DIRECTION: Print all of the entries exactly, minus the pictures.

DATASET:
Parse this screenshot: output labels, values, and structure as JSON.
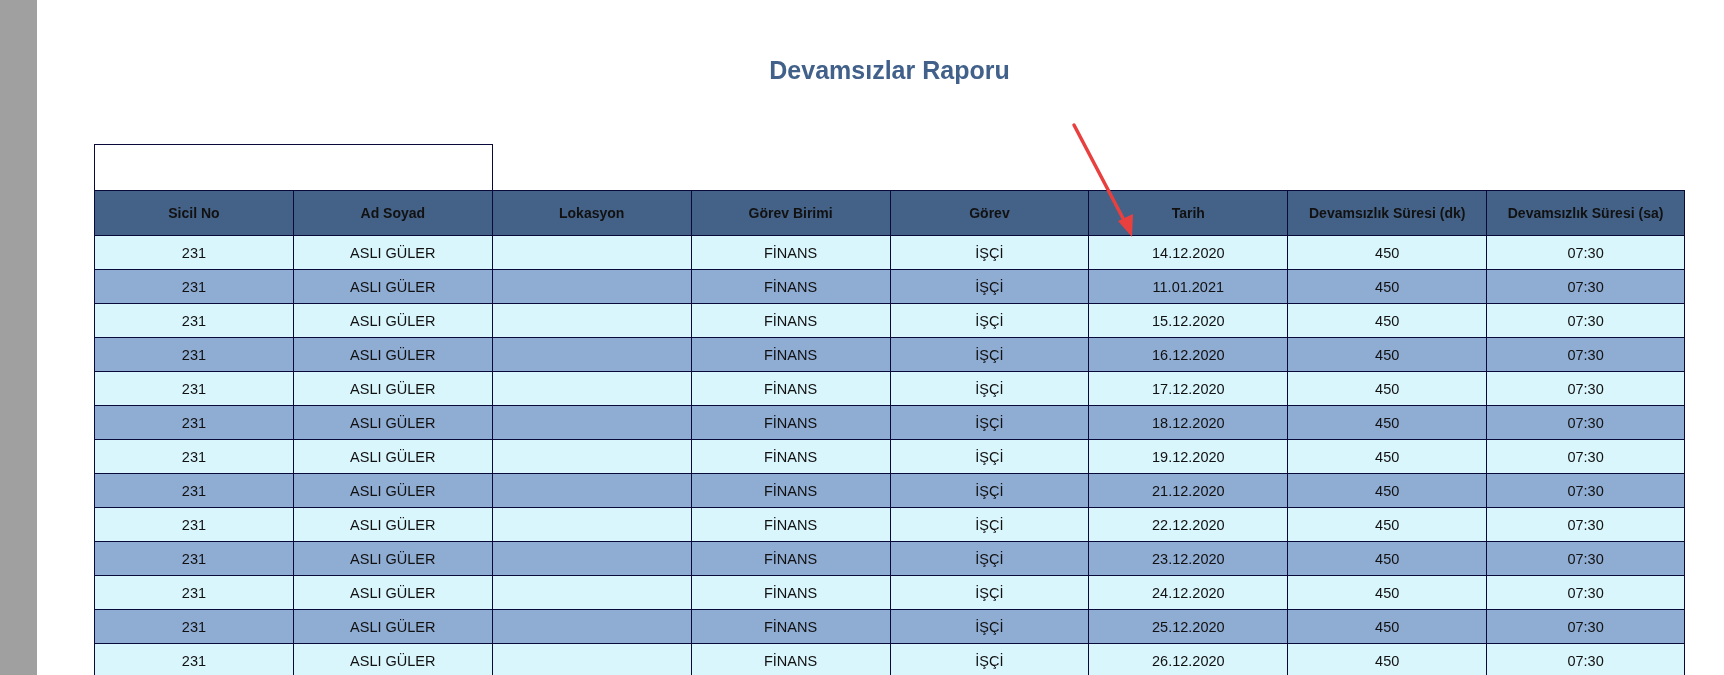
{
  "report": {
    "title": "Devamsızlar Raporu"
  },
  "table": {
    "columns": [
      "Sicil No",
      "Ad Soyad",
      "Lokasyon",
      "Görev Birimi",
      "Görev",
      "Tarih",
      "Devamsızlık Süresi (dk)",
      "Devamsızlık Süresi (sa)"
    ],
    "rows": [
      {
        "sicil_no": "231",
        "ad_soyad": "ASLI GÜLER",
        "gorev_birimi": "FİNANS",
        "gorev": "İŞÇİ",
        "tarih": "14.12.2020",
        "sure_dk": "450",
        "sure_sa": "07:30"
      },
      {
        "sicil_no": "231",
        "ad_soyad": "ASLI GÜLER",
        "gorev_birimi": "FİNANS",
        "gorev": "İŞÇİ",
        "tarih": "11.01.2021",
        "sure_dk": "450",
        "sure_sa": "07:30"
      },
      {
        "sicil_no": "231",
        "ad_soyad": "ASLI GÜLER",
        "gorev_birimi": "FİNANS",
        "gorev": "İŞÇİ",
        "tarih": "15.12.2020",
        "sure_dk": "450",
        "sure_sa": "07:30"
      },
      {
        "sicil_no": "231",
        "ad_soyad": "ASLI GÜLER",
        "gorev_birimi": "FİNANS",
        "gorev": "İŞÇİ",
        "tarih": "16.12.2020",
        "sure_dk": "450",
        "sure_sa": "07:30"
      },
      {
        "sicil_no": "231",
        "ad_soyad": "ASLI GÜLER",
        "gorev_birimi": "FİNANS",
        "gorev": "İŞÇİ",
        "tarih": "17.12.2020",
        "sure_dk": "450",
        "sure_sa": "07:30"
      },
      {
        "sicil_no": "231",
        "ad_soyad": "ASLI GÜLER",
        "gorev_birimi": "FİNANS",
        "gorev": "İŞÇİ",
        "tarih": "18.12.2020",
        "sure_dk": "450",
        "sure_sa": "07:30"
      },
      {
        "sicil_no": "231",
        "ad_soyad": "ASLI GÜLER",
        "gorev_birimi": "FİNANS",
        "gorev": "İŞÇİ",
        "tarih": "19.12.2020",
        "sure_dk": "450",
        "sure_sa": "07:30"
      },
      {
        "sicil_no": "231",
        "ad_soyad": "ASLI GÜLER",
        "gorev_birimi": "FİNANS",
        "gorev": "İŞÇİ",
        "tarih": "21.12.2020",
        "sure_dk": "450",
        "sure_sa": "07:30"
      },
      {
        "sicil_no": "231",
        "ad_soyad": "ASLI GÜLER",
        "gorev_birimi": "FİNANS",
        "gorev": "İŞÇİ",
        "tarih": "22.12.2020",
        "sure_dk": "450",
        "sure_sa": "07:30"
      },
      {
        "sicil_no": "231",
        "ad_soyad": "ASLI GÜLER",
        "gorev_birimi": "FİNANS",
        "gorev": "İŞÇİ",
        "tarih": "23.12.2020",
        "sure_dk": "450",
        "sure_sa": "07:30"
      },
      {
        "sicil_no": "231",
        "ad_soyad": "ASLI GÜLER",
        "gorev_birimi": "FİNANS",
        "gorev": "İŞÇİ",
        "tarih": "24.12.2020",
        "sure_dk": "450",
        "sure_sa": "07:30"
      },
      {
        "sicil_no": "231",
        "ad_soyad": "ASLI GÜLER",
        "gorev_birimi": "FİNANS",
        "gorev": "İŞÇİ",
        "tarih": "25.12.2020",
        "sure_dk": "450",
        "sure_sa": "07:30"
      },
      {
        "sicil_no": "231",
        "ad_soyad": "ASLI GÜLER",
        "gorev_birimi": "FİNANS",
        "gorev": "İŞÇİ",
        "tarih": "26.12.2020",
        "sure_dk": "450",
        "sure_sa": "07:30"
      }
    ]
  }
}
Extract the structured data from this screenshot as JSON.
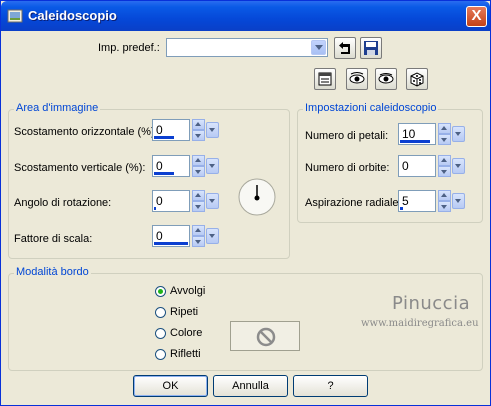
{
  "window": {
    "title": "Caleidoscopio",
    "close_label": "X"
  },
  "preset": {
    "label": "Imp. predef.:",
    "value": ""
  },
  "toolbar": {
    "icons": [
      "reset-icon",
      "preview-eye-icon",
      "proof-eye-icon",
      "randomize-dice-icon"
    ]
  },
  "image_area": {
    "title": "Area d'immagine",
    "fields": [
      {
        "label": "Scostamento orizzontale (%):",
        "value": "0"
      },
      {
        "label": "Scostamento verticale (%):",
        "value": "0"
      },
      {
        "label": "Angolo di rotazione:",
        "value": "0"
      },
      {
        "label": "Fattore di scala:",
        "value": "0"
      }
    ]
  },
  "kaleido_settings": {
    "title": "Impostazioni caleidoscopio",
    "fields": [
      {
        "label": "Numero di petali:",
        "value": "10"
      },
      {
        "label": "Numero di orbite:",
        "value": "0"
      },
      {
        "label": "Aspirazione radiale:",
        "value": "5"
      }
    ]
  },
  "border_mode": {
    "title": "Modalità bordo",
    "options": [
      "Avvolgi",
      "Ripeti",
      "Colore",
      "Rifletti"
    ],
    "selected": "Avvolgi"
  },
  "watermark": {
    "name": "Pinuccia",
    "url": "www.maidiregrafica.eu"
  },
  "buttons": {
    "ok": "OK",
    "cancel": "Annulla",
    "help": "?"
  }
}
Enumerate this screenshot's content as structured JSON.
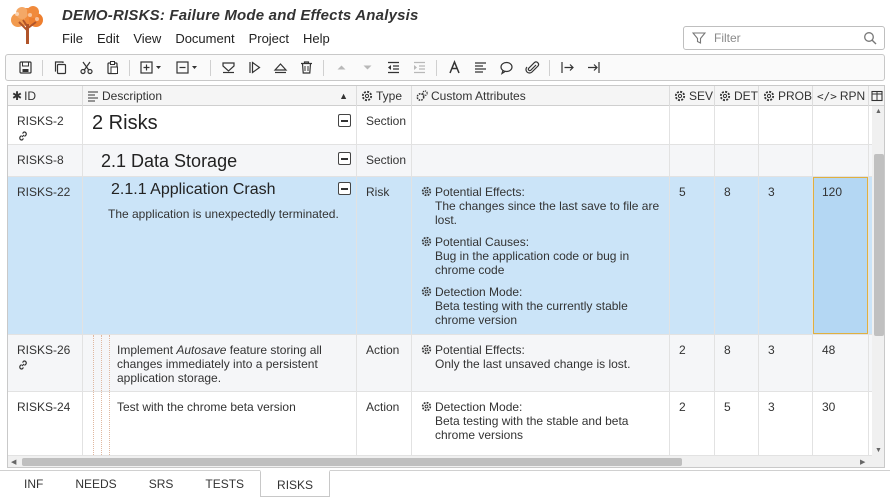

OUTPUT BELOW:
Parse this screenshot: output labels, values, and structure as JSON.
{
  "report": {
    "title": "Devamsızlar Raporu"
  },
  "table": {
    "columns": [
      "Sicil No",
      "Ad Soyad",
      "Lokasyon",
      "Görev Birimi",
      "Görev",
      "Tarih",
      "Devamsızlık Süresi (dk)",
      "Devamsızlık Süresi (sa)"
    ],
    "rows": [
      {
        "sicil_no": "231",
        "ad_soyad": "ASLI GÜLER",
        "gorev_birimi": "FİNANS",
        "gorev": "İŞÇİ",
        "tarih": "14.12.2020",
        "sure_dk": "450",
        "sure_sa": "07:30"
      },
      {
        "sicil_no": "231",
        "ad_soyad": "ASLI GÜLER",
        "gorev_birimi": "FİNANS",
        "gorev": "İŞÇİ",
        "tarih": "11.01.2021",
        "sure_dk": "450",
        "sure_sa": "07:30"
      },
      {
        "sicil_no": "231",
        "ad_soyad": "ASLI GÜLER",
        "gorev_birimi": "FİNANS",
        "gorev": "İŞÇİ",
        "tarih": "15.12.2020",
        "sure_dk": "450",
        "sure_sa": "07:30"
      },
      {
        "sicil_no": "231",
        "ad_soyad": "ASLI GÜLER",
        "gorev_birimi": "FİNANS",
        "gorev": "İŞÇİ",
        "tarih": "16.12.2020",
        "sure_dk": "450",
        "sure_sa": "07:30"
      },
      {
        "sicil_no": "231",
        "ad_soyad": "ASLI GÜLER",
        "gorev_birimi": "FİNANS",
        "gorev": "İŞÇİ",
        "tarih": "17.12.2020",
        "sure_dk": "450",
        "sure_sa": "07:30"
      },
      {
        "sicil_no": "231",
        "ad_soyad": "ASLI GÜLER",
        "gorev_birimi": "FİNANS",
        "gorev": "İŞÇİ",
        "tarih": "18.12.2020",
        "sure_dk": "450",
        "sure_sa": "07:30"
      },
      {
        "sicil_no": "231",
        "ad_soyad": "ASLI GÜLER",
        "gorev_birimi": "FİNANS",
        "gorev": "İŞÇİ",
        "tarih": "19.12.2020",
        "sure_dk": "450",
        "sure_sa": "07:30"
      },
      {
        "sicil_no": "231",
        "ad_soyad": "ASLI GÜLER",
        "gorev_birimi": "FİNANS",
        "gorev": "İŞÇİ",
        "tarih": "21.12.2020",
        "sure_dk": "450",
        "sure_sa": "07:30"
      },
      {
        "sicil_no": "231",
        "ad_soyad": "ASLI GÜLER",
        "gorev_birimi": "FİNANS",
        "gorev": "İŞÇİ",
        "tarih": "22.12.2020",
        "sure_dk": "450",
        "sure_sa": "07:30"
      },
      {
        "sicil_no": "231",
        "ad_soyad": "ASLI GÜLER",
        "gorev_birimi": "FİNANS",
        "gorev": "İŞÇİ",
        "tarih": "23.12.2020",
        "sure_dk": "450",
        "sure_sa": "07:30"
      },
      {
        "sicil_no": "231",
        "ad_soyad": "ASLI GÜLER",
        "gorev_birimi": "FİNANS",
        "gorev": "İŞÇİ",
        "tarih": "24.12.2020",
        "sure_dk": "450",
        "sure_sa": "07:30"
      },
      {
        "sicil_no": "231",
        "ad_soyad": "ASLI GÜLER",
        "gorev_birimi": "FİNANS",
        "gorev": "İŞÇİ",
        "tarih": "25.12.2020",
        "sure_dk": "450",
        "sure_sa": "07:30"
      },
      {
        "sicil_no": "231",
        "ad_soyad": "ASLI GÜLER",
        "gorev_birimi": "FİNANS",
        "gorev": "İŞÇİ",
        "tarih": "26.12.2020",
        "sure_dk": "450",
        "sure_sa": "07:30"
      }
    ]
  }
}
Extract the structured data from this screenshot as JSON.
{
  "window": {
    "title": "Caleidoscopio",
    "close_label": "X"
  },
  "preset": {
    "label": "Imp. predef.:",
    "value": ""
  },
  "toolbar": {
    "icons": [
      "reset-icon",
      "preview-eye-icon",
      "proof-eye-icon",
      "randomize-dice-icon"
    ]
  },
  "image_area": {
    "title": "Area d'immagine",
    "fields": [
      {
        "label": "Scostamento orizzontale (%):",
        "value": "0"
      },
      {
        "label": "Scostamento verticale (%):",
        "value": "0"
      },
      {
        "label": "Angolo di rotazione:",
        "value": "0"
      },
      {
        "label": "Fattore di scala:",
        "value": "0"
      }
    ]
  },
  "kaleido_settings": {
    "title": "Impostazioni caleidoscopio",
    "fields": [
      {
        "label": "Numero di petali:",
        "value": "10"
      },
      {
        "label": "Numero di orbite:",
        "value": "0"
      },
      {
        "label": "Aspirazione radiale:",
        "value": "5"
      }
    ]
  },
  "border_mode": {
    "title": "Modalità bordo",
    "options": [
      "Avvolgi",
      "Ripeti",
      "Colore",
      "Rifletti"
    ],
    "selected": "Avvolgi"
  },
  "watermark": {
    "name": "Pinuccia",
    "url": "www.maidiregrafica.eu"
  },
  "buttons": {
    "ok": "OK",
    "cancel": "Annulla",
    "help": "?"
  }
}
Enumerate this screenshot's content as structured JSON.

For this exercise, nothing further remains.